Dataset rows.
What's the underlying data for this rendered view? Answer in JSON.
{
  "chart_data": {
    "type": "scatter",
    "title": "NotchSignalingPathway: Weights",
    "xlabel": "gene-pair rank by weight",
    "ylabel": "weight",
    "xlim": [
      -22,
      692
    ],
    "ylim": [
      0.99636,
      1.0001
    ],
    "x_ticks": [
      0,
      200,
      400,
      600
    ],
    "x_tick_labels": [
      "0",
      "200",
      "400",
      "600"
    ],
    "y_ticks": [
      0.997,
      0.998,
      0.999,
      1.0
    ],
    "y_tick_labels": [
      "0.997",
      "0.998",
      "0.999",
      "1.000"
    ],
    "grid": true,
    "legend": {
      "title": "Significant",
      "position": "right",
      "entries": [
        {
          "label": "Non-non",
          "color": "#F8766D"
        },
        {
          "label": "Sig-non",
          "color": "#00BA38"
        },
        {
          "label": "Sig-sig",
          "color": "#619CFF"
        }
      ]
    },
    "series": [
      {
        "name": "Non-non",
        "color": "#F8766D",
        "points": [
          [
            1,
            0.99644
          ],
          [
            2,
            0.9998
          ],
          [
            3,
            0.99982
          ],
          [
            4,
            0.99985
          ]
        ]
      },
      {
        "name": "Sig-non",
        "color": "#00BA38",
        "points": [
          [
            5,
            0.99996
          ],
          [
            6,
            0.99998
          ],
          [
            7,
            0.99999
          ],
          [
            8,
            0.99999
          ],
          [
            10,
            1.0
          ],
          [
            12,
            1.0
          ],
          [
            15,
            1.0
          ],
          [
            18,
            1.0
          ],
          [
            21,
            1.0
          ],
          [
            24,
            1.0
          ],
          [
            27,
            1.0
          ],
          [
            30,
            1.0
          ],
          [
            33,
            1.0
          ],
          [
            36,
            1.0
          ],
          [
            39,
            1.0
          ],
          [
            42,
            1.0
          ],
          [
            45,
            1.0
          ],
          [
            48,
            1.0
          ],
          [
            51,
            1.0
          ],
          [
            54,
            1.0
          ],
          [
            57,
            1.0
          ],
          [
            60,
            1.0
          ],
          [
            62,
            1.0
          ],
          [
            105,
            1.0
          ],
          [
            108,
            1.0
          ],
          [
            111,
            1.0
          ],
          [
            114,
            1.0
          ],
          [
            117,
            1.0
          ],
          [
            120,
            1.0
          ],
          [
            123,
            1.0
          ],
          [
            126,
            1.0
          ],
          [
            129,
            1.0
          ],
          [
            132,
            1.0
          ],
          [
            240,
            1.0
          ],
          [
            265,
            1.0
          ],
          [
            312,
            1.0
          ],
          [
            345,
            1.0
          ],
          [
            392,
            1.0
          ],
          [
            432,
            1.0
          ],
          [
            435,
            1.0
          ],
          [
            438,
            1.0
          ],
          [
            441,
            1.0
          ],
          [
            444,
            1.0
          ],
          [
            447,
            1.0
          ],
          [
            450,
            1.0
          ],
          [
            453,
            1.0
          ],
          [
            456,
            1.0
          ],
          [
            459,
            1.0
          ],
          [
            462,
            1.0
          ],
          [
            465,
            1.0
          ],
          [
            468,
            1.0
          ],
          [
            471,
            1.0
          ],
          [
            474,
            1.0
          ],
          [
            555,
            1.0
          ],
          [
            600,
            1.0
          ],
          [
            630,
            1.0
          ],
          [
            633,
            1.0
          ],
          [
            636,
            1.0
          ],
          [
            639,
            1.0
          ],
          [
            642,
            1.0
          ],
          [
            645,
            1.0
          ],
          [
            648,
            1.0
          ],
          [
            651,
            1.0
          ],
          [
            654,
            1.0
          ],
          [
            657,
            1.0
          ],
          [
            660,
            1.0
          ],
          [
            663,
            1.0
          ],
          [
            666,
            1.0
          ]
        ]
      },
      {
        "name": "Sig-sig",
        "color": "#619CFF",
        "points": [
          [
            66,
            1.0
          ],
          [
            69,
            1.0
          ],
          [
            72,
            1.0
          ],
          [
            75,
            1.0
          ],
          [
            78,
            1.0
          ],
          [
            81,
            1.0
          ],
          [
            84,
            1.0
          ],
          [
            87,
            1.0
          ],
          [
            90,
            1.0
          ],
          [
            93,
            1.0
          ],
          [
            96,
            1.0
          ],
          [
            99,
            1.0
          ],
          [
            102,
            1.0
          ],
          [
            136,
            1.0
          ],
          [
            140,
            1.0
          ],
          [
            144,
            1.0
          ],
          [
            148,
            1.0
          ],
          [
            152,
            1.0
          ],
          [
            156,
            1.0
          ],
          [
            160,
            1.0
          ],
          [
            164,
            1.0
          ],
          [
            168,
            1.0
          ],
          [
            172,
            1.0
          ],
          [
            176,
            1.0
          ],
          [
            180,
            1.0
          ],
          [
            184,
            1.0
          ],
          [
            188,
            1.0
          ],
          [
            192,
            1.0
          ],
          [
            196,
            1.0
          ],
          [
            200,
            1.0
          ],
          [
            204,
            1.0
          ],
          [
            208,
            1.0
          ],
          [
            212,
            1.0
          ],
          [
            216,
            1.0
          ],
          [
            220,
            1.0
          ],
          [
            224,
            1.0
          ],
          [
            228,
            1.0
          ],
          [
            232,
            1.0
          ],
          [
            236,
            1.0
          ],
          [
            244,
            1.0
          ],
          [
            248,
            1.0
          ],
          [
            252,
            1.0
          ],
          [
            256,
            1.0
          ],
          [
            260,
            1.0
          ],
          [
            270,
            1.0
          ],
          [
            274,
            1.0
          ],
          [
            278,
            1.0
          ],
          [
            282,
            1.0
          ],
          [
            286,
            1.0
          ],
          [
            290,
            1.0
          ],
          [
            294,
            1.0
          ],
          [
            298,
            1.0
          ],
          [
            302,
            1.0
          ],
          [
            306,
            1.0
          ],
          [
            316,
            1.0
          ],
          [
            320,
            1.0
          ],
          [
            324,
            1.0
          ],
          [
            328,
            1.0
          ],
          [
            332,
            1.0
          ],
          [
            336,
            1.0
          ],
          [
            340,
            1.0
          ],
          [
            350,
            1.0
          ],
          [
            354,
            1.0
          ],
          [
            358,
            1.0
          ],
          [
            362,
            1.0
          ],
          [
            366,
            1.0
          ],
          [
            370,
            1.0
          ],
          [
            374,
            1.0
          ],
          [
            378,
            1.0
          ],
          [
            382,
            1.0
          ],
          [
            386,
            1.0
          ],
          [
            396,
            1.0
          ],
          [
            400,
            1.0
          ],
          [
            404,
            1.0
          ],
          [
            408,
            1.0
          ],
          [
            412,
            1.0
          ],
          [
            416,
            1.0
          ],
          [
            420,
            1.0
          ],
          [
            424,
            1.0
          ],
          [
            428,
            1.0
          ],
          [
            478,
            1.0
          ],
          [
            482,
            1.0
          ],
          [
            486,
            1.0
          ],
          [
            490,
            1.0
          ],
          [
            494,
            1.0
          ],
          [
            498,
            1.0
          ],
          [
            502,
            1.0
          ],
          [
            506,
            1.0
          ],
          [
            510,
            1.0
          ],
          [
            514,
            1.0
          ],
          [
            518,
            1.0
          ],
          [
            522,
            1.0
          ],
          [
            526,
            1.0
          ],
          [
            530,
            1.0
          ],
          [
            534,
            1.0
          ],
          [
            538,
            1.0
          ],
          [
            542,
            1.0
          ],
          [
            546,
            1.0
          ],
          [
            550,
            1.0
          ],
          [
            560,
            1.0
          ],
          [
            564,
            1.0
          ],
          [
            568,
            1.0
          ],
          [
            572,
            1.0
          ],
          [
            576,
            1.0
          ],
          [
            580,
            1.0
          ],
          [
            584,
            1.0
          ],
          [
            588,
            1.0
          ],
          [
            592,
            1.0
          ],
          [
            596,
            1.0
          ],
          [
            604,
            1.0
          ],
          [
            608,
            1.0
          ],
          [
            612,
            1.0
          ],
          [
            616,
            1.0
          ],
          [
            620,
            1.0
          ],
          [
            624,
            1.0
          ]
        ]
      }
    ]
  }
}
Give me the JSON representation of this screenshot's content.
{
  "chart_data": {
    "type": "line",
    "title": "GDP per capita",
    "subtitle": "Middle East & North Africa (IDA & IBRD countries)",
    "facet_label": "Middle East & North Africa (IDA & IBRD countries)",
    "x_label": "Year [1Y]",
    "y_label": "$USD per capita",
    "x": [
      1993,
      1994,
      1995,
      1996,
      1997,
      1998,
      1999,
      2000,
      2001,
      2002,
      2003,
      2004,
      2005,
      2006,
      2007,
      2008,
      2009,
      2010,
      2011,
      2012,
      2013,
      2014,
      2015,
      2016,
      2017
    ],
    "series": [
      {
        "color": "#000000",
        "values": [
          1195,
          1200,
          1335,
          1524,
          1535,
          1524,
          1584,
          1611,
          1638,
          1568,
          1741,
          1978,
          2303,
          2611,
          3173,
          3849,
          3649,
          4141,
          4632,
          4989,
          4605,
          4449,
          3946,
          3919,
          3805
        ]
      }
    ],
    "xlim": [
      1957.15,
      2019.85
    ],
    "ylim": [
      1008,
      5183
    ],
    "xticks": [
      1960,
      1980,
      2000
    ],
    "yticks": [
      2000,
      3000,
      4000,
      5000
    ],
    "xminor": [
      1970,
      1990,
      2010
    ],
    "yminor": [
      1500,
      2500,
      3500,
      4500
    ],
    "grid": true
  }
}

WHAT YOU WILL DO. Read the entries above, then pull out the lines that include "East".

CORRECT ANSWER.
    "subtitle": "Middle East & North Africa (IDA & IBRD countries)",
    "facet_label": "Middle East & North Africa (IDA & IBRD countries)",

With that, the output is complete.